## [Written instruction]
Copy out these lines again, replacing every "data-label" with "value-label" and keeping everything else unchanged.

## [Layout dataset entries]

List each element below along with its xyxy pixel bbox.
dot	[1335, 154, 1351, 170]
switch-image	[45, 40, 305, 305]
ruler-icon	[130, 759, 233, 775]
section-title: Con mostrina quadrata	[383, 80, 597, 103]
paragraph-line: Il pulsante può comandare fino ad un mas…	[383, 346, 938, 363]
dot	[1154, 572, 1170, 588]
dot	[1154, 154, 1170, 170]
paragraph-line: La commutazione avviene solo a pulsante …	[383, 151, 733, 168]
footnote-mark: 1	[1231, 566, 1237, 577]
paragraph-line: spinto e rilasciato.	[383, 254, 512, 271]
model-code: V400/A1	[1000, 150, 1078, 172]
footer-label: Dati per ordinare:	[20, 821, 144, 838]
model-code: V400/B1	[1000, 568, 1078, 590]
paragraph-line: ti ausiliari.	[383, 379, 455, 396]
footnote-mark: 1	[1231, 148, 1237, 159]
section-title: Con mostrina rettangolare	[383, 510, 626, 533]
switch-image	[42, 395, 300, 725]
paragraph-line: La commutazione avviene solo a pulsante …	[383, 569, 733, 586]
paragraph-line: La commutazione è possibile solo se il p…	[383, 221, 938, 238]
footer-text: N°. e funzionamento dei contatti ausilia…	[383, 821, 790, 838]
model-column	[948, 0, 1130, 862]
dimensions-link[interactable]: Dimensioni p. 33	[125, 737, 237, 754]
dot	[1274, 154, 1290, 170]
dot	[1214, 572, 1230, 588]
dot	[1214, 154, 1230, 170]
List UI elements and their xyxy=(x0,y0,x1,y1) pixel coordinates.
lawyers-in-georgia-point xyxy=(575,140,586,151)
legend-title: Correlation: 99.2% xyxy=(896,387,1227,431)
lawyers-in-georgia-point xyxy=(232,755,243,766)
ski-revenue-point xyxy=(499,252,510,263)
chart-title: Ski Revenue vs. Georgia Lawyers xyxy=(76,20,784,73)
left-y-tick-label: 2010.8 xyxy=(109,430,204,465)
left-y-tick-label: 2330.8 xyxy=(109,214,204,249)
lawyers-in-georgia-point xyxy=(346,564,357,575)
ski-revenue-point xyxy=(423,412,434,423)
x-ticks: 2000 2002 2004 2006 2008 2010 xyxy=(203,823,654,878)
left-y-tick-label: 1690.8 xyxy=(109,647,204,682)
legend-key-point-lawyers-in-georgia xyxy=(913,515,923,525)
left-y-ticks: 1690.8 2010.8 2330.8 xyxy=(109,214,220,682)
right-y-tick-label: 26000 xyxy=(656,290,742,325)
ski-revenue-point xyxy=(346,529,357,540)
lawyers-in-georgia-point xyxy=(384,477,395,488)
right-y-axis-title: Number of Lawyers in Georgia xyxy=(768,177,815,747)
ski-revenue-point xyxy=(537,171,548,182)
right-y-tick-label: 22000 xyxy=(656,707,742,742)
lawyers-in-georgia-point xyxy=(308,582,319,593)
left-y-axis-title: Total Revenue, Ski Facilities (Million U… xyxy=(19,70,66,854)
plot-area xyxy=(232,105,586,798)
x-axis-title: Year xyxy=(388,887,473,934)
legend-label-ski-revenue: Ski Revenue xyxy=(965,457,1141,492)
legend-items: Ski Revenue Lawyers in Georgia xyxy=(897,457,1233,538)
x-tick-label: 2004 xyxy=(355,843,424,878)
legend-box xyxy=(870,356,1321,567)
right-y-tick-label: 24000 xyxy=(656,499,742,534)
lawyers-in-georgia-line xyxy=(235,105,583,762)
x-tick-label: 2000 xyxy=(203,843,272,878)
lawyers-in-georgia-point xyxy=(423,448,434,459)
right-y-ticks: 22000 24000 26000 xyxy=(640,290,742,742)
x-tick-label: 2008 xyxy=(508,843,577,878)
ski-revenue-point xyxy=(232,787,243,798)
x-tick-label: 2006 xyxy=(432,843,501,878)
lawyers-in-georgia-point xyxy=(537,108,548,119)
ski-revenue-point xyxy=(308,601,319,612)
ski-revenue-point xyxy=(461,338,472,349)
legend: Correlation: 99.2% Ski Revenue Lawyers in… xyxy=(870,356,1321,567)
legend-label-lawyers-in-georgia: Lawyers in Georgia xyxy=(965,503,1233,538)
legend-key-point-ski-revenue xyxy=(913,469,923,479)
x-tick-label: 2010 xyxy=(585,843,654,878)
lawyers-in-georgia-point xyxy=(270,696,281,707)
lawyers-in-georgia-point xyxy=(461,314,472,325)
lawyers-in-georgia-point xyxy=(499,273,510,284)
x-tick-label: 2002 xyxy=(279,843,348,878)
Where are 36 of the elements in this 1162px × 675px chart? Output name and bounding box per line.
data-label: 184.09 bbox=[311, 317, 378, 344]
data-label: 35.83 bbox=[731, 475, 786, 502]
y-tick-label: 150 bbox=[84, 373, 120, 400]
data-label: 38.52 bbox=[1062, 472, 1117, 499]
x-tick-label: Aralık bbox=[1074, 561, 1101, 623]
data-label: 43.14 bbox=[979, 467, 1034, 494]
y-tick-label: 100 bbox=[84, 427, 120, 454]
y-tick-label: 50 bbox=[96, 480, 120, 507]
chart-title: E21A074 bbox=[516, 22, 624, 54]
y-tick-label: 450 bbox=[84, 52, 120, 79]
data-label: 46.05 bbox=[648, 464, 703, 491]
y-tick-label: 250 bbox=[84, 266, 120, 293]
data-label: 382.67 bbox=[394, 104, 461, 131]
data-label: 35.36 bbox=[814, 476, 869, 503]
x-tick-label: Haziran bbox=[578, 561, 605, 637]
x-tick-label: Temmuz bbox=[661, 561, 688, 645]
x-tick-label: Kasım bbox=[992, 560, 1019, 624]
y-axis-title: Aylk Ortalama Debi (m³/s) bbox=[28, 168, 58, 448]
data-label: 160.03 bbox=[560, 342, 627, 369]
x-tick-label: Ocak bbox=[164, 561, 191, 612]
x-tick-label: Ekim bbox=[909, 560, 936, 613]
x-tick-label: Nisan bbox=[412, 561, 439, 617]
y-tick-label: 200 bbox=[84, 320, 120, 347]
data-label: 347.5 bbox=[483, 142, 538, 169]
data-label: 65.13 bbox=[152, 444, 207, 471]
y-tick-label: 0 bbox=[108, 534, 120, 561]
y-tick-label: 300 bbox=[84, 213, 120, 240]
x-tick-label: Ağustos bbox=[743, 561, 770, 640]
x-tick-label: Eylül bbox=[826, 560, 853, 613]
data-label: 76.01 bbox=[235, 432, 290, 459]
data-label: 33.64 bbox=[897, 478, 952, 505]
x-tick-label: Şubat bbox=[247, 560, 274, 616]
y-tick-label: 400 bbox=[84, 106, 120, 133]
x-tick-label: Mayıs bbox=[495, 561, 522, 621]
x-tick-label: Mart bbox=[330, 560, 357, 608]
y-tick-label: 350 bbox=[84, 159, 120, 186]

## [Answer to this task]
List each element below along with its xyxy pixel bbox.
dot	[1335, 154, 1351, 170]
switch-image	[45, 40, 305, 305]
ruler-icon	[130, 759, 233, 775]
section-title: Con mostrina quadrata	[383, 80, 597, 103]
paragraph-line: Il pulsante può comandare fino ad un mas…	[383, 346, 938, 363]
dot	[1154, 572, 1170, 588]
dot	[1154, 154, 1170, 170]
paragraph-line: La commutazione avviene solo a pulsante …	[383, 151, 733, 168]
footnote-mark: 1	[1231, 566, 1237, 577]
paragraph-line: spinto e rilasciato.	[383, 254, 512, 271]
model-code: V400/A1	[1000, 150, 1078, 172]
footer-label: Dati per ordinare:	[20, 821, 144, 838]
model-code: V400/B1	[1000, 568, 1078, 590]
paragraph-line: ti ausiliari.	[383, 379, 455, 396]
footnote-mark: 1	[1231, 148, 1237, 159]
section-title: Con mostrina rettangolare	[383, 510, 626, 533]
switch-image	[42, 395, 300, 725]
paragraph-line: La commutazione avviene solo a pulsante …	[383, 569, 733, 586]
paragraph-line: La commutazione è possibile solo se il p…	[383, 221, 938, 238]
footer-text: N°. e funzionamento dei contatti ausilia…	[383, 821, 790, 838]
model-column	[948, 0, 1130, 862]
dimensions-link[interactable]: Dimensioni p. 33	[125, 737, 237, 754]
dot	[1274, 154, 1290, 170]
dot	[1214, 572, 1230, 588]
dot	[1214, 154, 1230, 170]
List UI elements and their xyxy=(x0,y0,x1,y1) pixel coordinates.
lawyers-in-georgia-point xyxy=(575,140,586,151)
legend-title: Correlation: 99.2% xyxy=(896,387,1227,431)
lawyers-in-georgia-point xyxy=(232,755,243,766)
ski-revenue-point xyxy=(499,252,510,263)
chart-title: Ski Revenue vs. Georgia Lawyers xyxy=(76,20,784,73)
left-y-tick-label: 2010.8 xyxy=(109,430,204,465)
left-y-tick-label: 2330.8 xyxy=(109,214,204,249)
lawyers-in-georgia-point xyxy=(346,564,357,575)
ski-revenue-point xyxy=(423,412,434,423)
x-ticks: 2000 2002 2004 2006 2008 2010 xyxy=(203,823,654,878)
left-y-tick-label: 1690.8 xyxy=(109,647,204,682)
legend-key-point-lawyers-in-georgia xyxy=(913,515,923,525)
left-y-ticks: 1690.8 2010.8 2330.8 xyxy=(109,214,220,682)
right-y-tick-label: 26000 xyxy=(656,290,742,325)
ski-revenue-point xyxy=(346,529,357,540)
lawyers-in-georgia-point xyxy=(384,477,395,488)
right-y-axis-title: Number of Lawyers in Georgia xyxy=(768,177,815,747)
ski-revenue-point xyxy=(537,171,548,182)
right-y-tick-label: 22000 xyxy=(656,707,742,742)
lawyers-in-georgia-point xyxy=(308,582,319,593)
left-y-axis-title: Total Revenue, Ski Facilities (Million U… xyxy=(19,70,66,854)
plot-area xyxy=(232,105,586,798)
x-axis-title: Year xyxy=(388,887,473,934)
legend-label-ski-revenue: Ski Revenue xyxy=(965,457,1141,492)
legend-items: Ski Revenue Lawyers in Georgia xyxy=(897,457,1233,538)
x-tick-label: 2004 xyxy=(355,843,424,878)
legend-box xyxy=(870,356,1321,567)
right-y-tick-label: 24000 xyxy=(656,499,742,534)
lawyers-in-georgia-line xyxy=(235,105,583,762)
x-tick-label: 2000 xyxy=(203,843,272,878)
lawyers-in-georgia-point xyxy=(423,448,434,459)
right-y-ticks: 22000 24000 26000 xyxy=(640,290,742,742)
x-tick-label: 2008 xyxy=(508,843,577,878)
ski-revenue-point xyxy=(232,787,243,798)
x-tick-label: 2006 xyxy=(432,843,501,878)
lawyers-in-georgia-point xyxy=(537,108,548,119)
ski-revenue-point xyxy=(308,601,319,612)
ski-revenue-point xyxy=(461,338,472,349)
legend: Correlation: 99.2% Ski Revenue Lawyers in… xyxy=(870,356,1321,567)
legend-label-lawyers-in-georgia: Lawyers in Georgia xyxy=(965,503,1233,538)
legend-key-point-ski-revenue xyxy=(913,469,923,479)
x-tick-label: 2010 xyxy=(585,843,654,878)
lawyers-in-georgia-point xyxy=(270,696,281,707)
lawyers-in-georgia-point xyxy=(461,314,472,325)
lawyers-in-georgia-point xyxy=(499,273,510,284)
x-tick-label: 2002 xyxy=(279,843,348,878)
Where are 36 of the elements in this 1162px × 675px chart? Output name and bounding box per line.
value-label: 184.09 bbox=[311, 317, 378, 344]
value-label: 35.83 bbox=[731, 475, 786, 502]
y-tick-label: 150 bbox=[84, 373, 120, 400]
value-label: 38.52 bbox=[1062, 472, 1117, 499]
x-tick-label: Aralık bbox=[1074, 561, 1101, 623]
value-label: 43.14 bbox=[979, 467, 1034, 494]
y-tick-label: 100 bbox=[84, 427, 120, 454]
y-tick-label: 50 bbox=[96, 480, 120, 507]
chart-title: E21A074 bbox=[516, 22, 624, 54]
y-tick-label: 450 bbox=[84, 52, 120, 79]
value-label: 46.05 bbox=[648, 464, 703, 491]
y-tick-label: 250 bbox=[84, 266, 120, 293]
value-label: 382.67 bbox=[394, 104, 461, 131]
value-label: 35.36 bbox=[814, 476, 869, 503]
x-tick-label: Haziran bbox=[578, 561, 605, 637]
x-tick-label: Temmuz bbox=[661, 561, 688, 645]
x-tick-label: Kasım bbox=[992, 560, 1019, 624]
y-axis-title: Aylk Ortalama Debi (m³/s) bbox=[28, 168, 58, 448]
value-label: 160.03 bbox=[560, 342, 627, 369]
x-tick-label: Ocak bbox=[164, 561, 191, 612]
x-tick-label: Ekim bbox=[909, 560, 936, 613]
x-tick-label: Nisan bbox=[412, 561, 439, 617]
y-tick-label: 200 bbox=[84, 320, 120, 347]
value-label: 347.5 bbox=[483, 142, 538, 169]
value-label: 65.13 bbox=[152, 444, 207, 471]
y-tick-label: 0 bbox=[108, 534, 120, 561]
y-tick-label: 300 bbox=[84, 213, 120, 240]
x-tick-label: Ağustos bbox=[743, 561, 770, 640]
x-tick-label: Eylül bbox=[826, 560, 853, 613]
value-label: 76.01 bbox=[235, 432, 290, 459]
value-label: 33.64 bbox=[897, 478, 952, 505]
x-tick-label: Şubat bbox=[247, 560, 274, 616]
y-tick-label: 400 bbox=[84, 106, 120, 133]
x-tick-label: Mayıs bbox=[495, 561, 522, 621]
x-tick-label: Mart bbox=[330, 560, 357, 608]
y-tick-label: 350 bbox=[84, 159, 120, 186]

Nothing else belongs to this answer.